◆ What you will do
Look through the data below. Show each line where the string "multi" occurs.

........

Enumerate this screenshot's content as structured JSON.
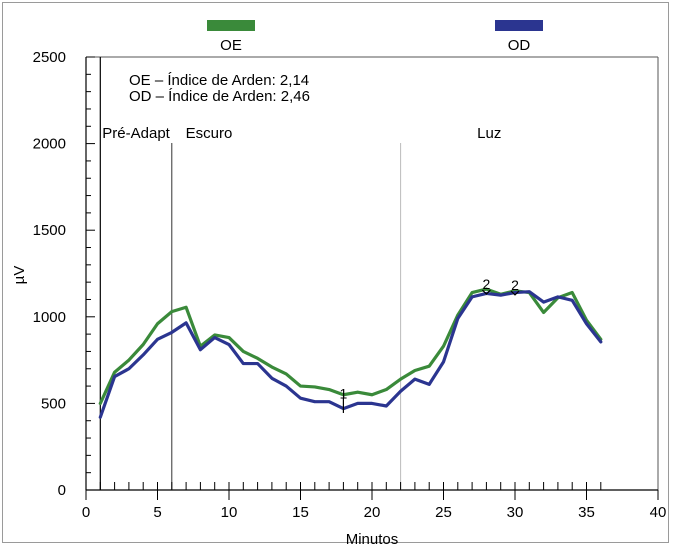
{
  "chart_data": {
    "type": "line",
    "xlabel": "Minutos",
    "ylabel": "µV",
    "xlim": [
      0,
      40
    ],
    "ylim": [
      0,
      2500
    ],
    "x_ticks": [
      0,
      5,
      10,
      15,
      20,
      25,
      30,
      35,
      40
    ],
    "y_ticks": [
      0,
      500,
      1000,
      1500,
      2000,
      2500
    ],
    "grid": false,
    "legend_swatches": [
      {
        "label": "OE",
        "color": "#3a8a3a"
      },
      {
        "label": "OD",
        "color": "#2b3590"
      }
    ],
    "legend_text": [
      {
        "text": "OE – Índice de Arden:  2,14",
        "color": "#3a8a3a"
      },
      {
        "text": "OD – Índice de Arden:  2,46",
        "color": "#2b3590"
      }
    ],
    "phases": [
      {
        "label": "Pré-Adapt",
        "start": 1
      },
      {
        "label": "Escuro",
        "start": 6
      },
      {
        "label": "Luz",
        "start": 22
      }
    ],
    "markers": [
      {
        "label": "1",
        "x": 18,
        "y": 540
      },
      {
        "label": "2",
        "x": 28,
        "y": 1160
      },
      {
        "label": "2",
        "x": 30,
        "y": 1155
      }
    ],
    "x": [
      1,
      2,
      3,
      4,
      5,
      6,
      7,
      8,
      9,
      10,
      11,
      12,
      13,
      14,
      15,
      16,
      17,
      18,
      19,
      20,
      21,
      22,
      23,
      24,
      25,
      26,
      27,
      28,
      29,
      30,
      31,
      32,
      33,
      34,
      35,
      36
    ],
    "series": [
      {
        "name": "OE",
        "color": "#3a8a3a",
        "values": [
          500,
          680,
          750,
          840,
          960,
          1030,
          1055,
          830,
          895,
          880,
          800,
          760,
          710,
          670,
          600,
          595,
          580,
          550,
          565,
          550,
          580,
          640,
          690,
          715,
          830,
          1010,
          1140,
          1160,
          1130,
          1150,
          1140,
          1025,
          1110,
          1140,
          980,
          870
        ]
      },
      {
        "name": "OD",
        "color": "#2b3590",
        "values": [
          420,
          655,
          700,
          780,
          870,
          910,
          965,
          810,
          880,
          840,
          730,
          730,
          645,
          600,
          530,
          510,
          510,
          470,
          500,
          500,
          485,
          570,
          640,
          610,
          740,
          990,
          1115,
          1135,
          1125,
          1140,
          1145,
          1085,
          1115,
          1095,
          960,
          855
        ]
      }
    ]
  }
}
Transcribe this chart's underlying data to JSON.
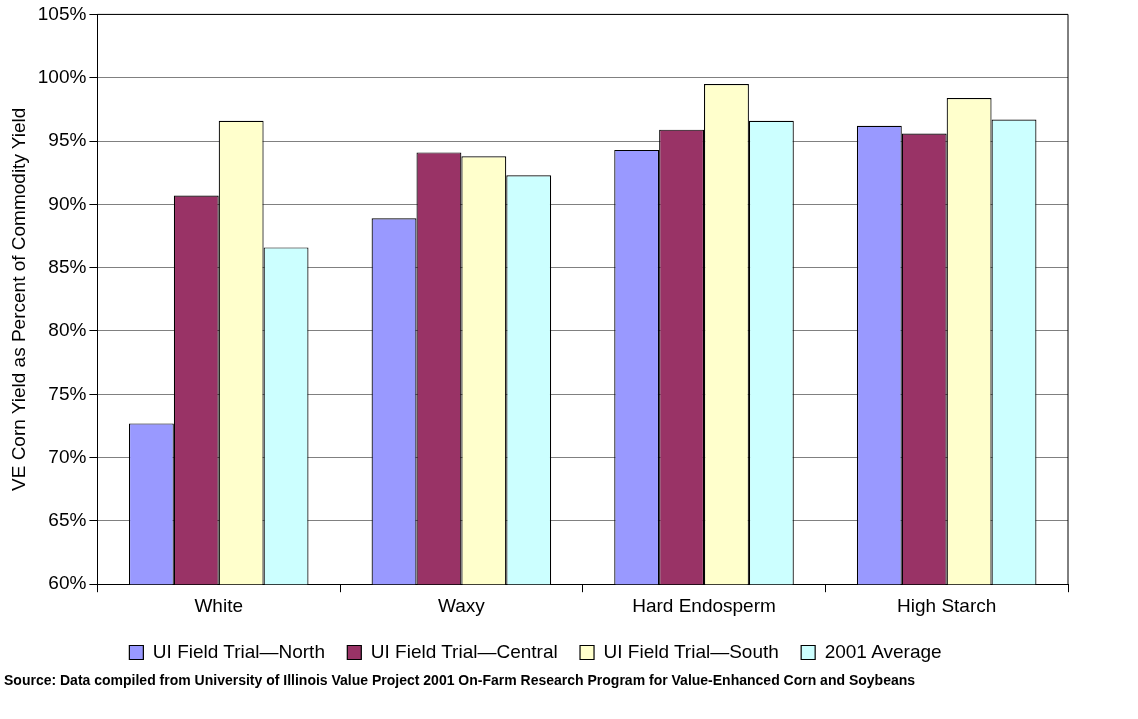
{
  "chart_data": {
    "type": "bar",
    "ylabel": "VE Corn Yield as Percent of Commodity Yield",
    "categories": [
      "White",
      "Waxy",
      "Hard Endosperm",
      "High Starch"
    ],
    "series": [
      {
        "name": "UI Field Trial—North",
        "color": "#9999ff",
        "values": [
          72.7,
          88.9,
          94.3,
          96.2
        ]
      },
      {
        "name": "UI Field Trial—Central",
        "color": "#993366",
        "values": [
          90.7,
          94.1,
          95.9,
          95.6
        ]
      },
      {
        "name": "UI Field Trial—South",
        "color": "#ffffcc",
        "values": [
          96.6,
          93.8,
          99.5,
          98.4
        ]
      },
      {
        "name": "2001 Average",
        "color": "#ccffff",
        "values": [
          86.6,
          92.3,
          96.6,
          96.7
        ]
      }
    ],
    "ylim": [
      60,
      105
    ],
    "yticks": [
      {
        "value": 60,
        "label": "60%"
      },
      {
        "value": 65,
        "label": "65%"
      },
      {
        "value": 70,
        "label": "70%"
      },
      {
        "value": 75,
        "label": "75%"
      },
      {
        "value": 80,
        "label": "80%"
      },
      {
        "value": 85,
        "label": "85%"
      },
      {
        "value": 90,
        "label": "90%"
      },
      {
        "value": 95,
        "label": "95%"
      },
      {
        "value": 100,
        "label": "100%"
      },
      {
        "value": 105,
        "label": "105%"
      }
    ],
    "grid": "y",
    "legend": "bottom",
    "annotations": [
      "Source:  Data compiled from University of Illinois Value Project 2001 On-Farm Research Program for Value-Enhanced Corn and Soybeans"
    ]
  }
}
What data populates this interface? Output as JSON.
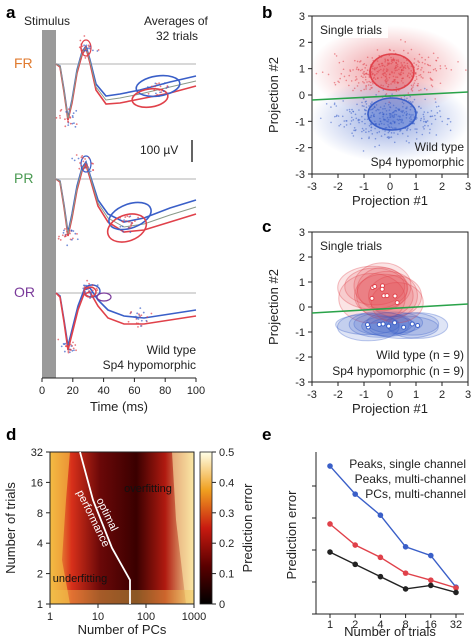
{
  "panels": {
    "a": "a",
    "b": "b",
    "c": "c",
    "d": "d",
    "e": "e"
  },
  "colors": {
    "wild": "#3a5fc8",
    "sp4": "#e0414a",
    "green": "#2aa34a",
    "fr": "#e07a2e",
    "pr": "#4a9a52",
    "or": "#7a3a9a",
    "black": "#222222"
  },
  "panel_a": {
    "stimulus": "Stimulus",
    "avg_line1": "Averages of",
    "avg_line2": "32 trials",
    "scale": "100 µV",
    "rows": [
      "FR",
      "PR",
      "OR"
    ],
    "legend": [
      "Wild type",
      "Sp4 hypomorphic"
    ],
    "xlabel": "Time (ms)",
    "xticks": [
      "0",
      "20",
      "40",
      "60",
      "80",
      "100"
    ]
  },
  "panel_b": {
    "inset": "Single trials",
    "legend": [
      "Wild type",
      "Sp4 hypomorphic"
    ],
    "xlabel": "Projection #1",
    "ylabel": "Projection #2",
    "xticks": [
      "-3",
      "-2",
      "-1",
      "0",
      "1",
      "2",
      "3"
    ],
    "yticks": [
      "-3",
      "-2",
      "-1",
      "0",
      "1",
      "2",
      "3"
    ]
  },
  "panel_c": {
    "inset": "Single trials",
    "legend": [
      "Wild type (n = 9)",
      "Sp4 hypomorphic (n = 9)"
    ],
    "xlabel": "Projection #1",
    "ylabel": "Projection #2",
    "xticks": [
      "-3",
      "-2",
      "-1",
      "0",
      "1",
      "2",
      "3"
    ],
    "yticks": [
      "-3",
      "-2",
      "-1",
      "0",
      "1",
      "2",
      "3"
    ]
  },
  "panel_d": {
    "ylabel": "Number of trials",
    "xlabel": "Number of PCs",
    "yticks": [
      "1",
      "2",
      "4",
      "8",
      "16",
      "32"
    ],
    "xticks": [
      "1",
      "10",
      "100",
      "1000"
    ],
    "cbar_label": "Prediction error",
    "cbar_ticks": [
      "0",
      "0.1",
      "0.2",
      "0.3",
      "0.4",
      "0.5"
    ],
    "overfitting": "overfitting",
    "underfitting": "underfitting",
    "optimal1": "optimal",
    "optimal2": "performance"
  },
  "chart_data": [
    {
      "type": "line",
      "title": "",
      "xlabel": "Number of trials",
      "ylabel": "Prediction error",
      "x": [
        1,
        2,
        4,
        8,
        16,
        32
      ],
      "series": [
        {
          "name": "Peaks, single channel",
          "color": "#3a5fc8",
          "values": [
            0.41,
            0.33,
            0.27,
            0.18,
            0.155,
            0.065
          ]
        },
        {
          "name": "Peaks, multi-channel",
          "color": "#e0414a",
          "values": [
            0.245,
            0.185,
            0.15,
            0.105,
            0.085,
            0.063
          ]
        },
        {
          "name": "PCs, multi-channel",
          "color": "#222222",
          "values": [
            0.165,
            0.13,
            0.095,
            0.06,
            0.07,
            0.05
          ]
        }
      ],
      "xticks": [
        "1",
        "2",
        "4",
        "8",
        "16",
        "32"
      ],
      "yticks": [
        "",
        "",
        "",
        "",
        ""
      ],
      "log_x": true,
      "ylim": [
        0,
        0.45
      ]
    }
  ]
}
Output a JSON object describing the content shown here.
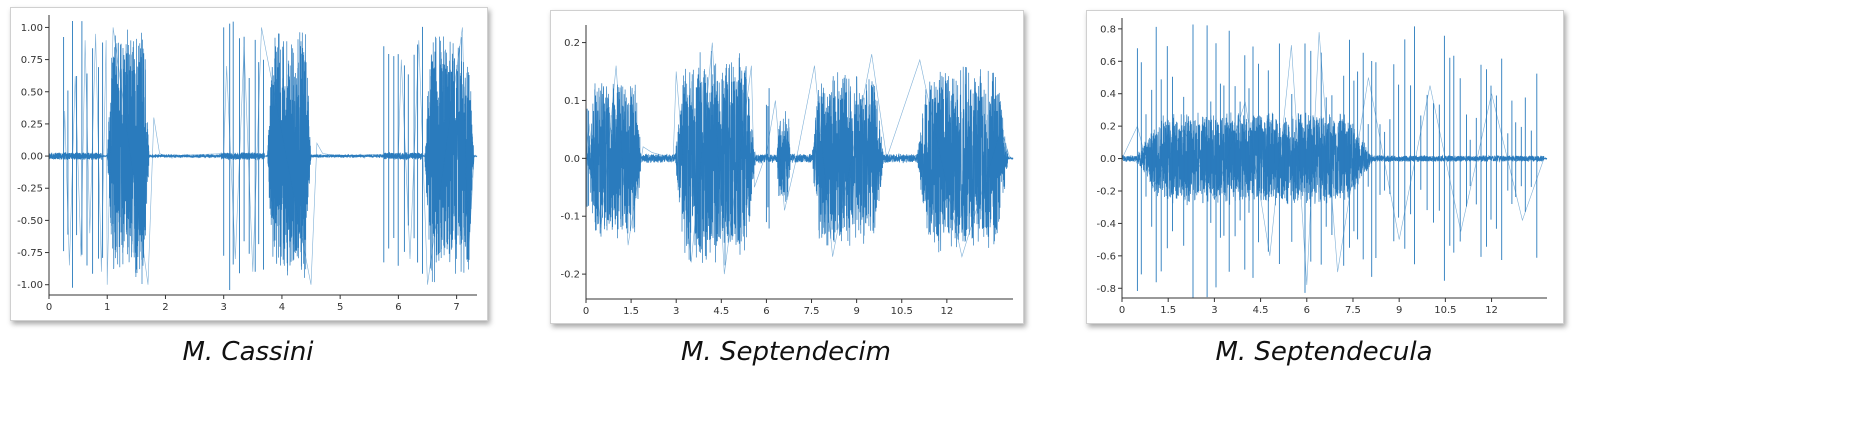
{
  "colors": {
    "series": "#2a7bbd"
  },
  "chart_data": [
    {
      "type": "line",
      "title": "M. Cassini",
      "xlabel": "",
      "ylabel": "",
      "xlim": [
        0,
        7.35
      ],
      "ylim": [
        -1.08,
        1.05
      ],
      "x_ticks": [
        0,
        1,
        2,
        3,
        4,
        5,
        6,
        7
      ],
      "x_tick_labels": [
        "0",
        "1",
        "2",
        "3",
        "4",
        "5",
        "6",
        "7"
      ],
      "y_ticks": [
        1.0,
        0.75,
        0.5,
        0.25,
        0.0,
        -0.25,
        -0.5,
        -0.75,
        -1.0
      ],
      "y_tick_labels": [
        "1.00",
        "0.75",
        "0.50",
        "0.25",
        "0.00",
        "-0.25",
        "-0.50",
        "-0.75",
        "-1.00"
      ],
      "grid": false,
      "series": [
        {
          "values": [
            [
              0,
              0
            ],
            [
              0.25,
              0.02
            ],
            [
              0.27,
              0.35
            ],
            [
              0.35,
              -0.85
            ],
            [
              0.45,
              0.62
            ],
            [
              0.55,
              -0.78
            ],
            [
              0.62,
              0.9
            ],
            [
              0.7,
              -0.6
            ],
            [
              0.8,
              0.95
            ],
            [
              0.9,
              -0.9
            ],
            [
              0.98,
              0.9
            ],
            [
              1.0,
              -1.0
            ],
            [
              1.1,
              1.0
            ],
            [
              1.7,
              -1.0
            ],
            [
              1.8,
              0.3
            ],
            [
              1.9,
              0.02
            ],
            [
              2.0,
              0.0
            ],
            [
              3.0,
              0.02
            ],
            [
              3.05,
              0.7
            ],
            [
              3.2,
              -0.8
            ],
            [
              3.35,
              0.85
            ],
            [
              3.5,
              -0.9
            ],
            [
              3.65,
              1.0
            ],
            [
              4.5,
              -1.0
            ],
            [
              4.6,
              0.1
            ],
            [
              4.7,
              0.02
            ],
            [
              5.0,
              0.0
            ],
            [
              6.0,
              0.02
            ],
            [
              6.05,
              0.75
            ],
            [
              6.2,
              -0.8
            ],
            [
              6.35,
              0.9
            ],
            [
              6.5,
              -1.0
            ],
            [
              7.1,
              1.0
            ],
            [
              7.2,
              -0.8
            ],
            [
              7.3,
              0.0
            ]
          ]
        }
      ]
    },
    {
      "type": "line",
      "title": "M. Septendecim",
      "xlabel": "",
      "ylabel": "",
      "xlim": [
        0,
        14.2
      ],
      "ylim": [
        -0.243,
        0.22
      ],
      "x_ticks": [
        0,
        1.5,
        3,
        4.5,
        6,
        7.5,
        9,
        10.5,
        12
      ],
      "x_tick_labels": [
        "0",
        "1.5",
        "3",
        "4.5",
        "6",
        "7.5",
        "9",
        "10.5",
        "12"
      ],
      "y_ticks": [
        0.2,
        0.1,
        0.0,
        -0.1,
        -0.2
      ],
      "y_tick_labels": [
        "0.2",
        "0.1",
        "0.0",
        "-0.1",
        "-0.2"
      ],
      "grid": false,
      "series": [
        {
          "values": [
            [
              0,
              0.0
            ],
            [
              0.1,
              0.06
            ],
            [
              0.5,
              -0.12
            ],
            [
              1.0,
              0.16
            ],
            [
              1.4,
              -0.15
            ],
            [
              1.9,
              0.02
            ],
            [
              2.2,
              0.01
            ],
            [
              2.9,
              0.0
            ],
            [
              3.0,
              0.15
            ],
            [
              3.5,
              -0.18
            ],
            [
              4.2,
              0.2
            ],
            [
              4.6,
              -0.2
            ],
            [
              5.5,
              0.16
            ],
            [
              5.6,
              -0.05
            ],
            [
              6.0,
              0.01
            ],
            [
              6.3,
              0.1
            ],
            [
              6.6,
              -0.09
            ],
            [
              7.0,
              0.0
            ],
            [
              7.6,
              0.16
            ],
            [
              8.2,
              -0.17
            ],
            [
              9.5,
              0.18
            ],
            [
              10.0,
              0.0
            ],
            [
              11.1,
              0.17
            ],
            [
              12.5,
              -0.17
            ],
            [
              13.8,
              0.05
            ],
            [
              14.1,
              0.0
            ]
          ]
        }
      ]
    },
    {
      "type": "line",
      "title": "M. Septendecula",
      "xlabel": "",
      "ylabel": "",
      "xlim": [
        0,
        13.8
      ],
      "ylim": [
        -0.86,
        0.83
      ],
      "x_ticks": [
        0,
        1.5,
        3,
        4.5,
        6,
        7.5,
        9,
        10.5,
        12
      ],
      "x_tick_labels": [
        "0",
        "1.5",
        "3",
        "4.5",
        "6",
        "7.5",
        "9",
        "10.5",
        "12"
      ],
      "y_ticks": [
        0.8,
        0.6,
        0.4,
        0.2,
        0.0,
        -0.2,
        -0.4,
        -0.6,
        -0.8
      ],
      "y_tick_labels": [
        "0.8",
        "0.6",
        "0.4",
        "0.2",
        "0.0",
        "-0.2",
        "-0.4",
        "-0.6",
        "-0.8"
      ],
      "grid": false,
      "series": [
        {
          "values": [
            [
              0,
              0.0
            ],
            [
              0.5,
              0.2
            ],
            [
              1.0,
              -0.18
            ],
            [
              2.0,
              0.18
            ],
            [
              3.0,
              -0.25
            ],
            [
              4.0,
              0.35
            ],
            [
              4.8,
              -0.6
            ],
            [
              5.5,
              0.7
            ],
            [
              6.0,
              -0.78
            ],
            [
              6.4,
              0.78
            ],
            [
              7.0,
              -0.7
            ],
            [
              8.0,
              0.5
            ],
            [
              9.0,
              -0.5
            ],
            [
              10.0,
              0.45
            ],
            [
              11.0,
              -0.45
            ],
            [
              12.0,
              0.4
            ],
            [
              13.0,
              -0.38
            ],
            [
              13.7,
              0.0
            ]
          ]
        }
      ]
    }
  ]
}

........

◆ Task output
          "name": "Peaks, multi-channel",
          "name": "PCs, multi-channel",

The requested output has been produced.